EXERCISE REQUIREMENTS
1. In the post about the ICML paper submission, what two kinds of submissions do ICML's reviewing criteria allow?
2. Continue the post about the ICML paper submission, starting right after its last sentence.

PAGE EXTRACT
========================================
Original LessWrong post: The alignment problem from a deep learning perspective
arXiv paper submitted to ICML: The alignment problem from a deep learning perspective
Whining on Twitter: https://twitter.com/RichardMCNgo/status/1652042195803987968?cxt=HHwWgIDTrfnnne0tAAAA
An ongoing problem for the rationalist community is that their beliefs are a collection of weird, science fiction-inspired religious myths about a robot apocalypse. This makes gaining traction in the respectable strata of society a bit challenging.
In 2022 Richard Ngo, currently a “AI governance researcher” at OpenAI, tried out a neat rhetorical trick: what if you had someone with a college education rewrite rationalist doctrine in terms of contemporary machine learning jargon? The resulting LessWrong post slaps a fresh coat of academic phrasing on top of the old, hackneyed Yudkowsky mythology. Now that it was communicated with the proper shibboleths, the robot apocalypse would surely gain purchase in the minds of educated professionals.
LessWrong’s reach is limited to people who already fear the coming of the robot god, though, so the impact of this LW post among respectable society was muted at best. Richard Ngo needed a better audience; where do educated professionals and other respectable sorts spend their time?
How about ICML, one of the most prestigious machine learning conferences in the entire world? Being published there would grant rationalist mythology the undeniable imprimatur of the machine learning elite, as well as a world-wide audience of influential ML professionals.
For people unfamiliar with the professional ML landscape, ICML is a big deal. They receive a lot of paper submissions - acceptance can be a crapshoot even for good research - and presenting a paper at a conference of this caliber can be a career-making move for young researchers. Opportunities for competitive research and industry jobs often favor people who participate in venues like this.
The reviewing criteria for publication at ICML dictate that submissions “can be either theoretical or empirical” and that a paper’s results will be “judged on the degree to which they have been objectively established and/or their potential for scientific and technological impact”.
========================================
INPUT DATA
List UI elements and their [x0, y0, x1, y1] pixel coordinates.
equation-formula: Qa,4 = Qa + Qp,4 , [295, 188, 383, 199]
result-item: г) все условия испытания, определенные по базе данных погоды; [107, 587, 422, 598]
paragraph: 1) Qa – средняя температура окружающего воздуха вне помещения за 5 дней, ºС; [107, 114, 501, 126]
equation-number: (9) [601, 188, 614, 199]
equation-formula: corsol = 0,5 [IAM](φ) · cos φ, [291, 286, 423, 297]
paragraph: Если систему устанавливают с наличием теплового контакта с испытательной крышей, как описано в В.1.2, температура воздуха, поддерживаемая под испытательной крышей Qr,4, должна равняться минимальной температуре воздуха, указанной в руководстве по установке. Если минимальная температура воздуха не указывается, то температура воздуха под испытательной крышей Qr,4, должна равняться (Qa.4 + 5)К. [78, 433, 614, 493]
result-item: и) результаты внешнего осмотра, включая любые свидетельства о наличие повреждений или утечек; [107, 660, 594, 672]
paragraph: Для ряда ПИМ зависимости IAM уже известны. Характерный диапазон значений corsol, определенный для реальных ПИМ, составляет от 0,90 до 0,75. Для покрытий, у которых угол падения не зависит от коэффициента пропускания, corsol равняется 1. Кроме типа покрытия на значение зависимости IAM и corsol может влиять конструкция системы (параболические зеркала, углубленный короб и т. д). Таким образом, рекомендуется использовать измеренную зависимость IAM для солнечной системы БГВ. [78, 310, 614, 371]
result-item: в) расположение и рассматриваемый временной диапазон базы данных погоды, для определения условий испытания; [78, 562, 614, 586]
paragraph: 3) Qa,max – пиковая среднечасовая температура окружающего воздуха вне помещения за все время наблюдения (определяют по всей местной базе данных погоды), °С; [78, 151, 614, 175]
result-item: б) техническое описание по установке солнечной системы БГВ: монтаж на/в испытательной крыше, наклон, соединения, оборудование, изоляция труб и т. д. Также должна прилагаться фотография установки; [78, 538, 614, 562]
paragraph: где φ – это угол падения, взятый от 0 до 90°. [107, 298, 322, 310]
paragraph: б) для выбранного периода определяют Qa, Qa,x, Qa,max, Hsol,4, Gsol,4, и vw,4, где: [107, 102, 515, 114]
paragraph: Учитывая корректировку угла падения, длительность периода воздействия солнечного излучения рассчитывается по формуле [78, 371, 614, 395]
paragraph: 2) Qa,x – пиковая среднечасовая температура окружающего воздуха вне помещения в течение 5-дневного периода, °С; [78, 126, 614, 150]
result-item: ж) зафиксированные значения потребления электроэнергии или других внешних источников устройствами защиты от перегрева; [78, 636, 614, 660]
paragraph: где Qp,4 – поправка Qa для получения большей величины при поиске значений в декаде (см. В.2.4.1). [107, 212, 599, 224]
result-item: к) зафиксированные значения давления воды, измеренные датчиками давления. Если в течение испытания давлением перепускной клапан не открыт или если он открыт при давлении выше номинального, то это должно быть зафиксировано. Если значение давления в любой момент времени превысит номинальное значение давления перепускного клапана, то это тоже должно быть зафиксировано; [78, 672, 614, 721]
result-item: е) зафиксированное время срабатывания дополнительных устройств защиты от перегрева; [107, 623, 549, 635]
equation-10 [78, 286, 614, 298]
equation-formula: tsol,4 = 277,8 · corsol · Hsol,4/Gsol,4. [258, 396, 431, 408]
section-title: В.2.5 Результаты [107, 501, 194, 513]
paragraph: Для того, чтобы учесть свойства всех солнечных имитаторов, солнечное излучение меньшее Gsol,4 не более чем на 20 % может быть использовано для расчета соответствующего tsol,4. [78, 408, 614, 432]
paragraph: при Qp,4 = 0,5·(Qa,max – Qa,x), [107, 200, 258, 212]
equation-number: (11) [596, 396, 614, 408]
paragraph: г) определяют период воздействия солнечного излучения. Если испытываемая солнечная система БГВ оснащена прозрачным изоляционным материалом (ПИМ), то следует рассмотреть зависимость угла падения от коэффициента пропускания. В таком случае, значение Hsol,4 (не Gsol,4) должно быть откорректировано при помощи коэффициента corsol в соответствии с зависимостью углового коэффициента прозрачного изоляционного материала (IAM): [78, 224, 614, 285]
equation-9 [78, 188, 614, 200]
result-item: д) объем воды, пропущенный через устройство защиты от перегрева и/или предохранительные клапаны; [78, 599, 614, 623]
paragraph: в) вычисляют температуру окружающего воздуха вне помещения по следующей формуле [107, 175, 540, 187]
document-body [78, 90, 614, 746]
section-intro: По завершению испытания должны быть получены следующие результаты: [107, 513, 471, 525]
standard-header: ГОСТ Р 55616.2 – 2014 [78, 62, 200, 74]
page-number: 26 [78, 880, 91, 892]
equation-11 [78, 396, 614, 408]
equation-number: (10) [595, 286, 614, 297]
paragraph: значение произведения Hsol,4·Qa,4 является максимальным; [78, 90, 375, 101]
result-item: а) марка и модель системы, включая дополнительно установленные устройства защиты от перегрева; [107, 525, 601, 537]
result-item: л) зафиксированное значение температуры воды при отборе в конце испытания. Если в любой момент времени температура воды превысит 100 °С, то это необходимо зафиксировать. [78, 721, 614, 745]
========================================
ANSWERS TO EACH TASK
1. Theoretical or empirical.

2.
Unfortunately for Richard Ngo his paper did not meet this bar. Rationalist mythology is neither theoretical nor empirical, and as such it cannot be objectively established as having any potential for scientific impact. Richard laments his rejection thusly:
[They] told us that although ICML allows position papers, our key concerns were too “speculative”, rendering the paper “unpublishable” without more “objectively established technical work”.
Not only does this mean that rationalism has been denied a promising debut, but it also means that Richard Ngo has been denied a good excuse to go on a company-funded, all-expenses-paid tropical vacation. ICML is being hosted in Hawaii this year.
One sneering tweet suggests that this line from the paper’s abstract did not improve its odds of acceptance:
[deleted]
This proves that current review practices in science are fatally flawed, a problem that can only be solved by proper application of Bayes Theorem, prediction markets, and a large monetary donation to the Rationalist non-profit of your choice.
Kind of shows how the ICML review process isn’t ideal that it got that far in the first place. A lot of what you end up judged on is how flashy you sound and not what you actually did.
Strange how they never seem to make serious effort at getting published in philosophy/ethics journals where I can find tons of wack shit at a moment’s notice.
How much did it lean into “timeless decision theory”?